Dataset items:
^^^^
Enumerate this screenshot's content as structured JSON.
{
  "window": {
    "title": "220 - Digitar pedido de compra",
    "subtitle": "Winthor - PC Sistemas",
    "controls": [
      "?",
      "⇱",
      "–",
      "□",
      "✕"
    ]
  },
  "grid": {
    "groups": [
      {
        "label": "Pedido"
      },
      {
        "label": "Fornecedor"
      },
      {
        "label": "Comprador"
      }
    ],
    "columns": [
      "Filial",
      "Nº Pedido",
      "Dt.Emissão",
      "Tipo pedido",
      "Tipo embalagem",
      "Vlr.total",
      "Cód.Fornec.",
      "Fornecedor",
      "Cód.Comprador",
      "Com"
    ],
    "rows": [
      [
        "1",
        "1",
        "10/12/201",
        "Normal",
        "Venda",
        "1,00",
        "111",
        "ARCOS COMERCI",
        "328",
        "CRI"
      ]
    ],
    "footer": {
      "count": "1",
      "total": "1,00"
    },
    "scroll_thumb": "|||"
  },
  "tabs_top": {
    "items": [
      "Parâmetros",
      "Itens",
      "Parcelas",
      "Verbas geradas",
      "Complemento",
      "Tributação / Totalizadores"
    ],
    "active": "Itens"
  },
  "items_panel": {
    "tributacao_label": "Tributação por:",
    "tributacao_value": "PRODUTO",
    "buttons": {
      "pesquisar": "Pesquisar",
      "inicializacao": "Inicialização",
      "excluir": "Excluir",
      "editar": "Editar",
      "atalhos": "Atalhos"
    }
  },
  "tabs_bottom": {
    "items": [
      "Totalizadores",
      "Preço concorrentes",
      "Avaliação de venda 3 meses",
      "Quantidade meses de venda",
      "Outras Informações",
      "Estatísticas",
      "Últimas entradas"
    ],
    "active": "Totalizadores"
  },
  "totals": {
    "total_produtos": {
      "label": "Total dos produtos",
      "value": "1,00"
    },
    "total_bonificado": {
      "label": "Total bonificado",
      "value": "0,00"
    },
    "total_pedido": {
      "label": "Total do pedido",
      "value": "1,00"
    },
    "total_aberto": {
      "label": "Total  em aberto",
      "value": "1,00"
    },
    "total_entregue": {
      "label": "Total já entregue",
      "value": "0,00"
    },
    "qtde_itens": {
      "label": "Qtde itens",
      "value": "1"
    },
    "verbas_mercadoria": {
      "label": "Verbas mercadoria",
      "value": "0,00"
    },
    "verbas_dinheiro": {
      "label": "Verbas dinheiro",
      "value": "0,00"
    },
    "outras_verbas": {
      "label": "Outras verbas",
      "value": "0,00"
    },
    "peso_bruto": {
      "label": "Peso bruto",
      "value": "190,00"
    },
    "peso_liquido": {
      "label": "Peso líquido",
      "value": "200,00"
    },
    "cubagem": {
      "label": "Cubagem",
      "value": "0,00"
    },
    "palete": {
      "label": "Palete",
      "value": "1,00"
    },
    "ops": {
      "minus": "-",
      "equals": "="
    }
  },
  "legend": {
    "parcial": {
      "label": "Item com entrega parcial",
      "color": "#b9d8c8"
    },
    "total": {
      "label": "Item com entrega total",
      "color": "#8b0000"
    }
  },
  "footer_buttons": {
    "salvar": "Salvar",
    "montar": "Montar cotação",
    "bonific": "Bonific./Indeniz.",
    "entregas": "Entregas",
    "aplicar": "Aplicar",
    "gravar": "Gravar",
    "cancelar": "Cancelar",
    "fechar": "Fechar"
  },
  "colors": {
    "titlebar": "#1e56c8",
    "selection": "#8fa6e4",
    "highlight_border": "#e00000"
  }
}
^^^^
→ Exercise description: Extract the data exactly as given.

→ Correct output:
Enumerate this screenshot's content as structured JSON.
{
  "window": {
    "title": "220 - Digitar pedido de compra",
    "subtitle": "Winthor - PC Sistemas",
    "controls": [
      "?",
      "⇱",
      "–",
      "□",
      "✕"
    ]
  },
  "grid": {
    "groups": [
      {
        "label": "Pedido"
      },
      {
        "label": "Fornecedor"
      },
      {
        "label": "Comprador"
      }
    ],
    "columns": [
      "Filial",
      "Nº Pedido",
      "Dt.Emissão",
      "Tipo pedido",
      "Tipo embalagem",
      "Vlr.total",
      "Cód.Fornec.",
      "Fornecedor",
      "Cód.Comprador",
      "Com"
    ],
    "rows": [
      [
        "1",
        "1",
        "10/12/201",
        "Normal",
        "Venda",
        "1,00",
        "111",
        "ARCOS COMERCI",
        "328",
        "CRI"
      ]
    ],
    "footer": {
      "count": "1",
      "total": "1,00"
    },
    "scroll_thumb": "|||"
  },
  "tabs_top": {
    "items": [
      "Parâmetros",
      "Itens",
      "Parcelas",
      "Verbas geradas",
      "Complemento",
      "Tributação / Totalizadores"
    ],
    "active": "Itens"
  },
  "items_panel": {
    "tributacao_label": "Tributação por:",
    "tributacao_value": "PRODUTO",
    "buttons": {
      "pesquisar": "Pesquisar",
      "inicializacao": "Inicialização",
      "excluir": "Excluir",
      "editar": "Editar",
      "atalhos": "Atalhos"
    }
  },
  "tabs_bottom": {
    "items": [
      "Totalizadores",
      "Preço concorrentes",
      "Avaliação de venda 3 meses",
      "Quantidade meses de venda",
      "Outras Informações",
      "Estatísticas",
      "Últimas entradas"
    ],
    "active": "Totalizadores"
  },
  "totals": {
    "total_produtos": {
      "label": "Total dos produtos",
      "value": "1,00"
    },
    "total_bonificado": {
      "label": "Total bonificado",
      "value": "0,00"
    },
    "total_pedido": {
      "label": "Total do pedido",
      "value": "1,00"
    },
    "total_aberto": {
      "label": "Total  em aberto",
      "value": "1,00"
    },
    "total_entregue": {
      "label": "Total já entregue",
      "value": "0,00"
    },
    "qtde_itens": {
      "label": "Qtde itens",
      "value": "1"
    },
    "verbas_mercadoria": {
      "label": "Verbas mercadoria",
      "value": "0,00"
    },
    "verbas_dinheiro": {
      "label": "Verbas dinheiro",
      "value": "0,00"
    },
    "outras_verbas": {
      "label": "Outras verbas",
      "value": "0,00"
    },
    "peso_bruto": {
      "label": "Peso bruto",
      "value": "190,00"
    },
    "peso_liquido": {
      "label": "Peso líquido",
      "value": "200,00"
    },
    "cubagem": {
      "label": "Cubagem",
      "value": "0,00"
    },
    "palete": {
      "label": "Palete",
      "value": "1,00"
    },
    "ops": {
      "minus": "-",
      "equals": "="
    }
  },
  "legend": {
    "parcial": {
      "label": "Item com entrega parcial",
      "color": "#b9d8c8"
    },
    "total": {
      "label": "Item com entrega total",
      "color": "#8b0000"
    }
  },
  "footer_buttons": {
    "salvar": "Salvar",
    "montar": "Montar cotação",
    "bonific": "Bonific./Indeniz.",
    "entregas": "Entregas",
    "aplicar": "Aplicar",
    "gravar": "Gravar",
    "cancelar": "Cancelar",
    "fechar": "Fechar"
  },
  "colors": {
    "titlebar": "#1e56c8",
    "selection": "#8fa6e4",
    "highlight_border": "#e00000"
  }
}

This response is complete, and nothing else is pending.